Task goal: Retype the lines of the records below exactly as they appear, leaving out the pictures.

- - -

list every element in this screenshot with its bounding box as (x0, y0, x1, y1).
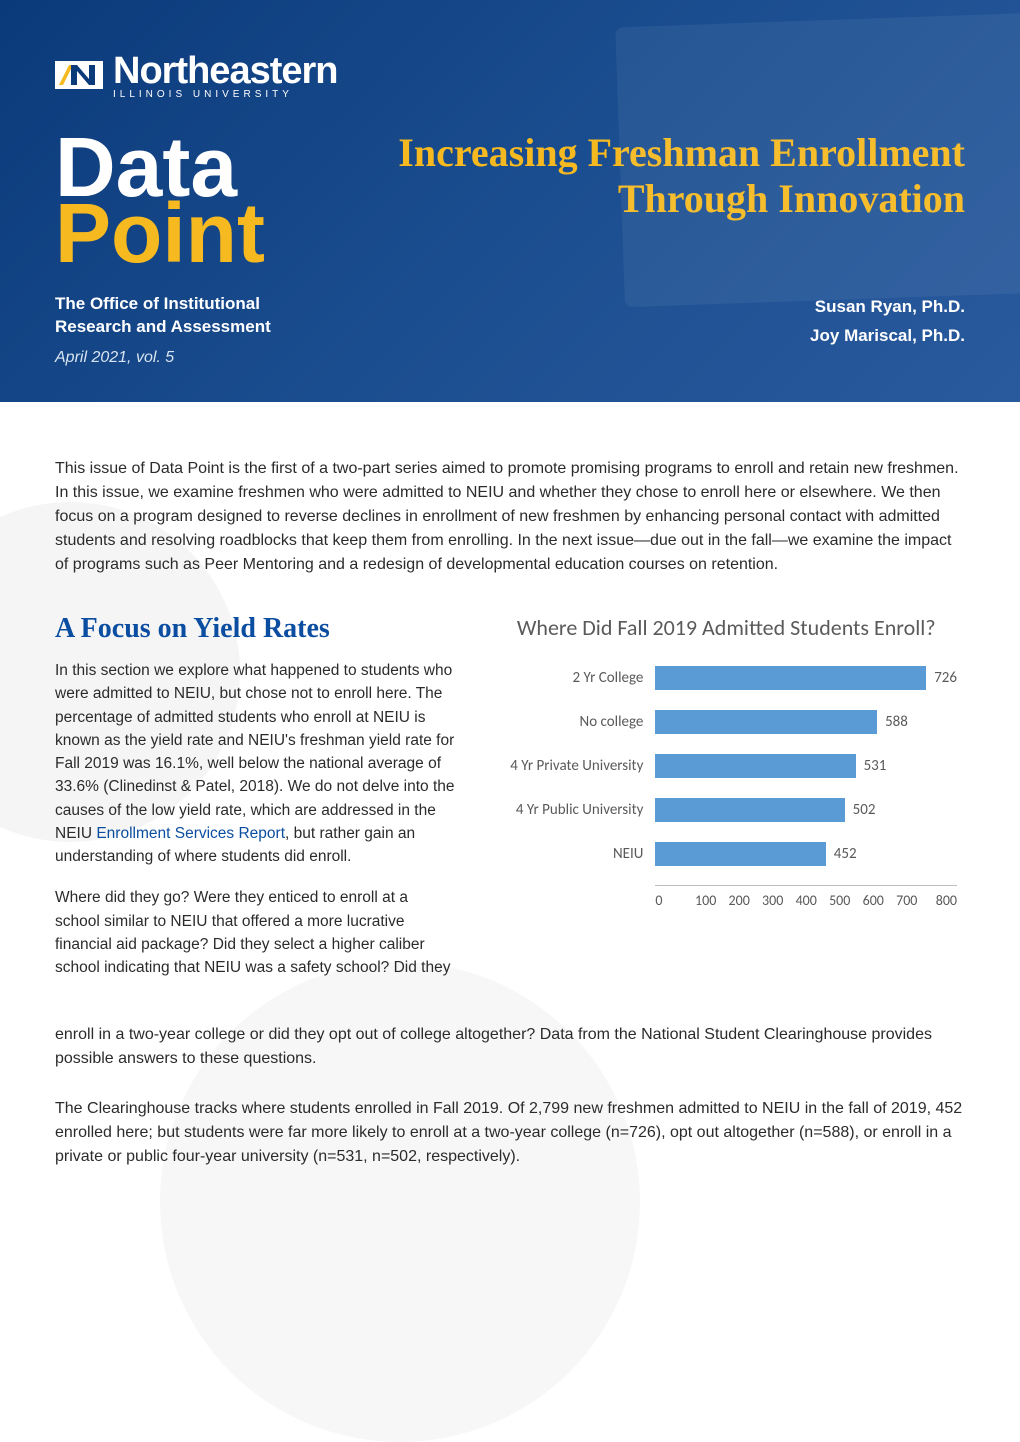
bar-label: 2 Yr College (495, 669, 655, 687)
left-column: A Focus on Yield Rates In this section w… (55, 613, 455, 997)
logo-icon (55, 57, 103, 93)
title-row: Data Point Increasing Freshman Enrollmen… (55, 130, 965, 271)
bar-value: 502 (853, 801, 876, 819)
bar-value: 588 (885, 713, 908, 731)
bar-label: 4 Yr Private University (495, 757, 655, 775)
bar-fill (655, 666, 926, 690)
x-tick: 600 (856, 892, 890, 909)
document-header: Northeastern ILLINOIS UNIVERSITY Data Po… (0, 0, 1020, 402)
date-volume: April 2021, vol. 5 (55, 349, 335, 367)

- - -

Task response:
list every element in this screenshot with its bounding box as (x0, y0, x1, y1).
bar-label: 2 Yr College (495, 669, 655, 687)
left-column: A Focus on Yield Rates In this section w… (55, 613, 455, 997)
logo-icon (55, 57, 103, 93)
title-row: Data Point Increasing Freshman Enrollmen… (55, 130, 965, 271)
bar-value: 502 (853, 801, 876, 819)
bar-value: 588 (885, 713, 908, 731)
bar-label: 4 Yr Private University (495, 757, 655, 775)
bar-fill (655, 666, 926, 690)
x-tick: 600 (856, 892, 890, 909)
document-header: Northeastern ILLINOIS UNIVERSITY Data Po… (0, 0, 1020, 402)
date-volume: April 2021, vol. 5 (55, 349, 335, 367)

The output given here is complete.